_Polecenie A_.
Sprawdź, czy stwierdzenia (i), (ii), (iii) zgadzają się z tekstem o polskiej szkole wobec wojny na Ukrainie, podanym niżej. Przy każdym odpowiedz „tak” lub „nie” i przytocz dosłownie rozstrzygające słowa tekstu: (i) Według ostatnich danych do szkół trafiło 11,5 tysiąca dzieci z Ukrainy. (ii) Dyrektorka Szkoły Podstawowej nr 141 przyjęła siedemnaścioro dzieci w ciągu tygodnia. (iii) Osobą w zespole szkoły mówiącą po rosyjsku albo ukraińsku jest nauczyciel matematyki.

_Tekst strony_.
┄┄┄┄┄┄

Jak zmieni się polska szkoła pod wpływem wojny na Ukrainie?

Ostatnia aktualizacja: 14.03.2022 20:30
Ponad pół miliona dzieci w wieku szkolnym przyjechało do Polski z Ukrainy. Z tej grupy, według ostatnich danych, do szkół trafiło 11,5 tysiąca. Co zaoferuje im polski system edukacji?
Uczniowie i studenci z Ukrainy, którzy przyjechali do Polski w ucieczce przed wojną, będą mogli kontynuować naukę w polskich szkołach i na uniwersytetach. Pierwsi chętni już zgłaszają się do placówek.
Uczniowie i studenci z Ukrainy, którzy przyjechali do Polski w ucieczce przed wojną, będą mogli kontynuować naukę w polskich szkołach i na uniwersytetach. Pierwsi chętni już zgłaszają się do placówek. Foto: Shutterstock

"Strach widać w ich zachowaniu i w ruchach"

- W ciągu trzynastu dni przyjęłam siedemnaścioro dzieci - mówi Anna Gołygowska, dyrektorka Szkoły Podstawowej nr 141 na warszawskim Grochowie. - Odbywa się to po rozmowie z rodzicami, w której uczestniczy także osoba, która mówi w języku rosyjskim albo ukraińskim. Mamy taką osobę w zespole, to nasz nauczyciel historii. Oleksandr Pustovyi pochodzi z Ukrainy i jest dyrektorem Sobotniej Szkoły Ukraińskiej.

┄┄┄┄┄┄

_Udostępnione rekordy_.

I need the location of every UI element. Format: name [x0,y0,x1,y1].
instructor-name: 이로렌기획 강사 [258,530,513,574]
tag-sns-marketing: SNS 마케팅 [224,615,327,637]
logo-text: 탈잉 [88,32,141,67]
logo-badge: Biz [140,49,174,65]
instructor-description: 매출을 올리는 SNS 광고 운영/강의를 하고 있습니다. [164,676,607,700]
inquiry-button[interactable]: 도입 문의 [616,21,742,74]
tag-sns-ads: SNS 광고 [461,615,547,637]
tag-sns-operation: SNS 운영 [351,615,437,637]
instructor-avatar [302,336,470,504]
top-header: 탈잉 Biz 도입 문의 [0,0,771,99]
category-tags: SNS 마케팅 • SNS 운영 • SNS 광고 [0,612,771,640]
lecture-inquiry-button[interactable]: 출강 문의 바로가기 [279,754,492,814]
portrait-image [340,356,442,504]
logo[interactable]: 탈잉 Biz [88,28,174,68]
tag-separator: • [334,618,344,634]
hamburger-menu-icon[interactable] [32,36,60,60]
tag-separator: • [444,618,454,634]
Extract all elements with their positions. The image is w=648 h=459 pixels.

┄┄┄┄┄┄

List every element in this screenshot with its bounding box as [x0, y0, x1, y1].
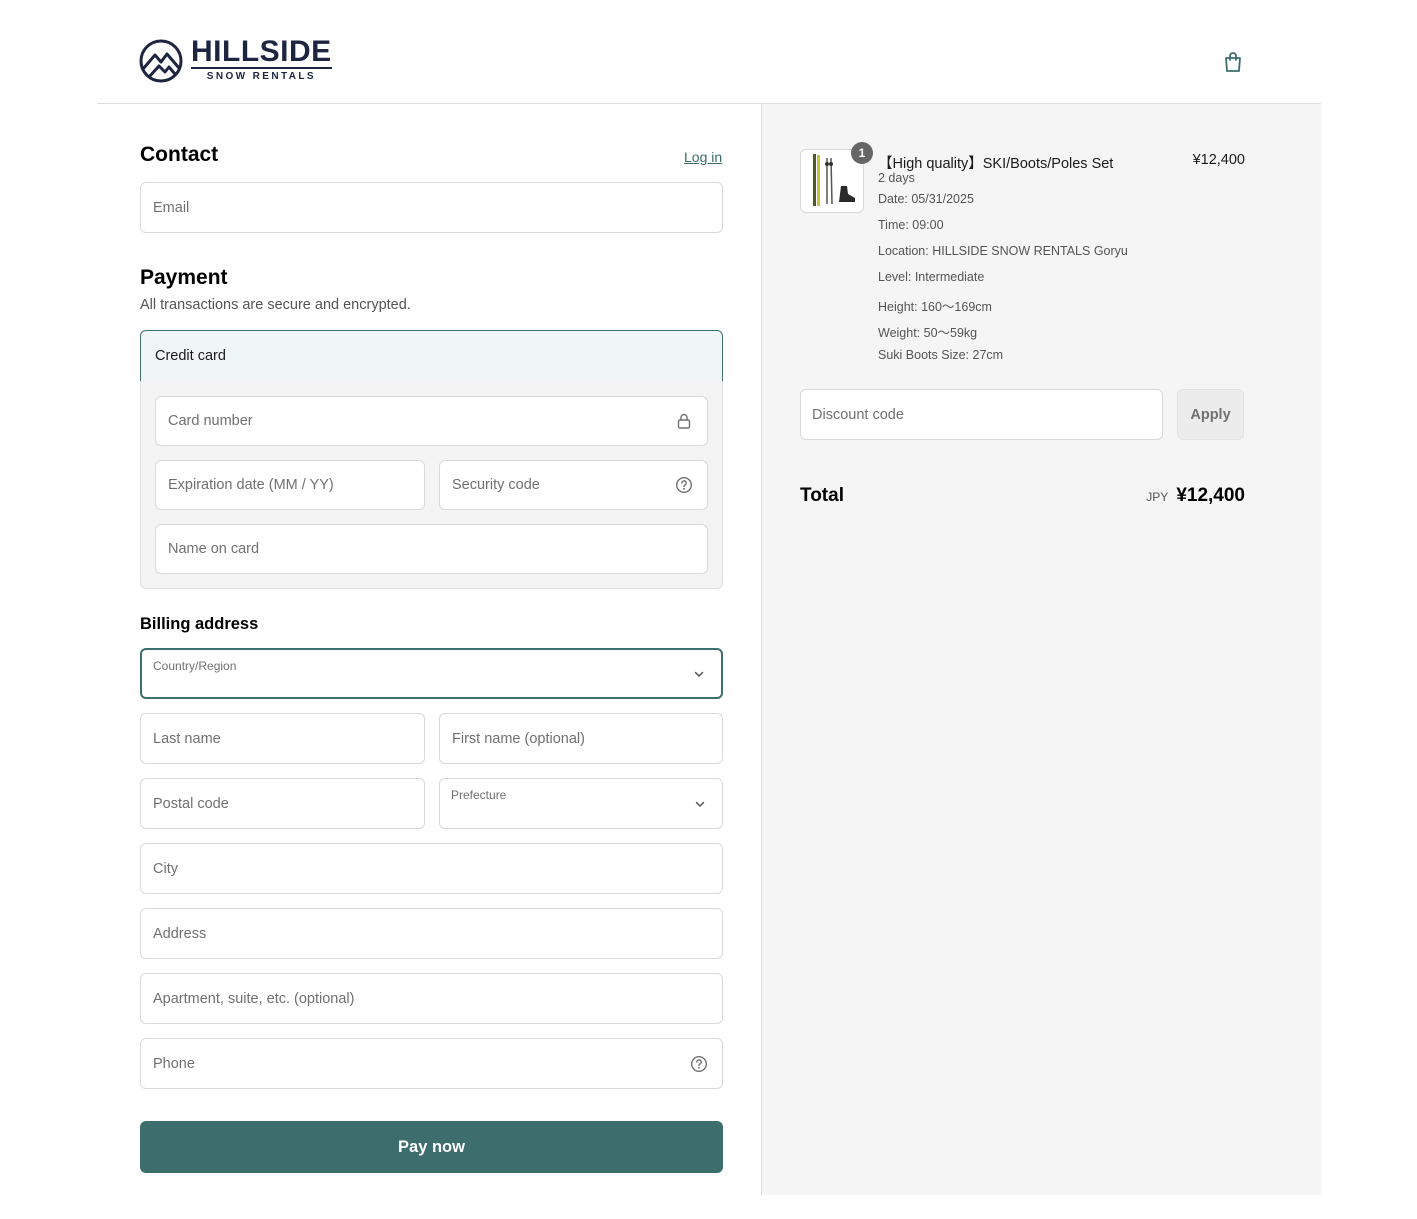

┄┄┄┄┄┄

_Polecenie B_.
Wyodrębnij z rekordów każdy wiersz zawierający ciąg „every”.

_Odpowiedź pisemna A_.
(i) Tak: „Z tej grupy, według ostatnich danych, do szkół trafiło 11,5 tysiąca.”
(ii) Nie: „W ciągu trzynastu dni przyjęłam siedemnaścioro dzieci”
(iii) Nie: „Mamy taką osobę w zespole, to nasz nauczyciel historii.”

_Odpowiedź pisemna B_.
I need the location of every UI element. Format: name [x0,y0,x1,y1].
List every element in this screenshot with its bounding box as [x0, y0, x1, y1].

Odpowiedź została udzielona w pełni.